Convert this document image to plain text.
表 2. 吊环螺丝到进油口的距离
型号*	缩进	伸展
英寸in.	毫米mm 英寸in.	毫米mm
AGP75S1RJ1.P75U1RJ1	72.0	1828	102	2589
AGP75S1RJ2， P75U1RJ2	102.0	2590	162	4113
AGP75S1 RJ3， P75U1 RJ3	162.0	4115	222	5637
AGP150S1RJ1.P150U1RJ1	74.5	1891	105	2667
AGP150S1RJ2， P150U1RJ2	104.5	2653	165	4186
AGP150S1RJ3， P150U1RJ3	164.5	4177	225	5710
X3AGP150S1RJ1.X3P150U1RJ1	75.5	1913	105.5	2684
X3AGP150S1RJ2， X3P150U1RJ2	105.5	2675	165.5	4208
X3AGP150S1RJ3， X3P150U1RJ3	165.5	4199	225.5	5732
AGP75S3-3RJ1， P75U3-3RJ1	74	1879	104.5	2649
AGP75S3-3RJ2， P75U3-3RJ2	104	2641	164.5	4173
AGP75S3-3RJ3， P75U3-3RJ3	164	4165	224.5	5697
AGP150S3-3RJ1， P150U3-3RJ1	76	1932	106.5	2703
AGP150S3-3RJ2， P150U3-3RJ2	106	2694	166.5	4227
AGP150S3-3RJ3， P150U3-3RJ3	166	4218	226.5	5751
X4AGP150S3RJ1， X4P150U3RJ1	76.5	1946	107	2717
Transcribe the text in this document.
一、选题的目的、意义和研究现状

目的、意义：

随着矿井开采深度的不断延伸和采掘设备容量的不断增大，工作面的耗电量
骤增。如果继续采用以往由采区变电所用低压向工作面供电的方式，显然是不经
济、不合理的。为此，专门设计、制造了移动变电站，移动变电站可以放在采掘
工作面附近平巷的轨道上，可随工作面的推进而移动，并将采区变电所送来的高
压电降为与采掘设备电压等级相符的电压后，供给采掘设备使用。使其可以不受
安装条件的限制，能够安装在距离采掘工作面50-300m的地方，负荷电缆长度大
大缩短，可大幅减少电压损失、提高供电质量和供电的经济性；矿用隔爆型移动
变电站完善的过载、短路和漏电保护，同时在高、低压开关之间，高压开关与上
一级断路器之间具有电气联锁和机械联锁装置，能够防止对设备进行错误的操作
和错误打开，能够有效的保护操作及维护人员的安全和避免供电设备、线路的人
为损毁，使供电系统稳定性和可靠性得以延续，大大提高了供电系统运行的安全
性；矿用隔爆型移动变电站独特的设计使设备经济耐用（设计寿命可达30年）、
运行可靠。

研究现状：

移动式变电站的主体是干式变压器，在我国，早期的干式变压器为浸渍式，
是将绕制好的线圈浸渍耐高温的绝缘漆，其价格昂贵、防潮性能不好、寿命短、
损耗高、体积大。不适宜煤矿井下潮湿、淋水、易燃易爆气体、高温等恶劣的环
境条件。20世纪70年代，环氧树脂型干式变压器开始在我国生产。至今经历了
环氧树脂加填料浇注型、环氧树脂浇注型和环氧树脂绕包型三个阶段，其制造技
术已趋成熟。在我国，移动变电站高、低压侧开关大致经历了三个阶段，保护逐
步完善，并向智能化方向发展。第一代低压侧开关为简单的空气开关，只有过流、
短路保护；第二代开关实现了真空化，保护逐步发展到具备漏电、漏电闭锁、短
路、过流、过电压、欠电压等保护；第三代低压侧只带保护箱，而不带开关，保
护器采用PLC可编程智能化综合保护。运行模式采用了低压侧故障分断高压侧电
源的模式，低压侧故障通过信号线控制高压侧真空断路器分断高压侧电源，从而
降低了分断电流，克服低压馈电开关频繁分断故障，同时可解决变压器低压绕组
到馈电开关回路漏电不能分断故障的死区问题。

■ ■ ■ ■ ■

Quote the material exactly, leaving nothing out.

Convert this document image to plain text.
表 2. 吊环螺丝到进油口的距离
型号*	缩进	伸展
英寸in.	毫米mm 英寸in.	毫米mm
AGP75S1RJ1.P75U1RJ1	72.0	1828	102	2589
AGP75S1RJ2， P75U1RJ2	102.0	2590	162	4113
AGP75S1 RJ3， P75U1 RJ3	162.0	4115	222	5637
AGP150S1RJ1.P150U1RJ1	74.5	1891	105	2667
AGP150S1RJ2， P150U1RJ2	104.5	2653	165	4186
AGP150S1RJ3， P150U1RJ3	164.5	4177	225	5710
X3AGP150S1RJ1.X3P150U1RJ1	75.5	1913	105.5	2684
X3AGP150S1RJ2， X3P150U1RJ2	105.5	2675	165.5	4208
X3AGP150S1RJ3， X3P150U1RJ3	165.5	4199	225.5	5732
AGP75S3-3RJ1， P75U3-3RJ1	74	1879	104.5	2649
AGP75S3-3RJ2， P75U3-3RJ2	104	2641	164.5	4173
AGP75S3-3RJ3， P75U3-3RJ3	164	4165	224.5	5697
AGP150S3-3RJ1， P150U3-3RJ1	76	1932	106.5	2703
AGP150S3-3RJ2， P150U3-3RJ2	106	2694	166.5	4227
AGP150S3-3RJ3， P150U3-3RJ3	166	4218	226.5	5751
X4AGP150S3RJ1， X4P150U3RJ1	76.5	1946	107	2717
Transcribe the text in this document.
一、选题的目的、意义和研究现状

目的、意义：

随着矿井开采深度的不断延伸和采掘设备容量的不断增大，工作面的耗电量
骤增。如果继续采用以往由采区变电所用低压向工作面供电的方式，显然是不经
济、不合理的。为此，专门设计、制造了移动变电站，移动变电站可以放在采掘
工作面附近平巷的轨道上，可随工作面的推进而移动，并将采区变电所送来的高
压电降为与采掘设备电压等级相符的电压后，供给采掘设备使用。使其可以不受
安装条件的限制，能够安装在距离采掘工作面50-300m的地方，负荷电缆长度大
大缩短，可大幅减少电压损失、提高供电质量和供电的经济性；矿用隔爆型移动
变电站完善的过载、短路和漏电保护，同时在高、低压开关之间，高压开关与上
一级断路器之间具有电气联锁和机械联锁装置，能够防止对设备进行错误的操作
和错误打开，能够有效的保护操作及维护人员的安全和避免供电设备、线路的人
为损毁，使供电系统稳定性和可靠性得以延续，大大提高了供电系统运行的安全
性；矿用隔爆型移动变电站独特的设计使设备经济耐用（设计寿命可达30年）、
运行可靠。

研究现状：

移动式变电站的主体是干式变压器，在我国，早期的干式变压器为浸渍式，
是将绕制好的线圈浸渍耐高温的绝缘漆，其价格昂贵、防潮性能不好、寿命短、
损耗高、体积大。不适宜煤矿井下潮湿、淋水、易燃易爆气体、高温等恶劣的环
境条件。20世纪70年代，环氧树脂型干式变压器开始在我国生产。至今经历了
环氧树脂加填料浇注型、环氧树脂浇注型和环氧树脂绕包型三个阶段，其制造技
术已趋成熟。在我国，移动变电站高、低压侧开关大致经历了三个阶段，保护逐
步完善，并向智能化方向发展。第一代低压侧开关为简单的空气开关，只有过流、
短路保护；第二代开关实现了真空化，保护逐步发展到具备漏电、漏电闭锁、短
路、过流、过电压、欠电压等保护；第三代低压侧只带保护箱，而不带开关，保
护器采用PLC可编程智能化综合保护。运行模式采用了低压侧故障分断高压侧电
源的模式，低压侧故障通过信号线控制高压侧真空断路器分断高压侧电源，从而
降低了分断电流，克服低压馈电开关频繁分断故障，同时可解决变压器低压绕组
到馈电开关回路漏电不能分断故障的死区问题。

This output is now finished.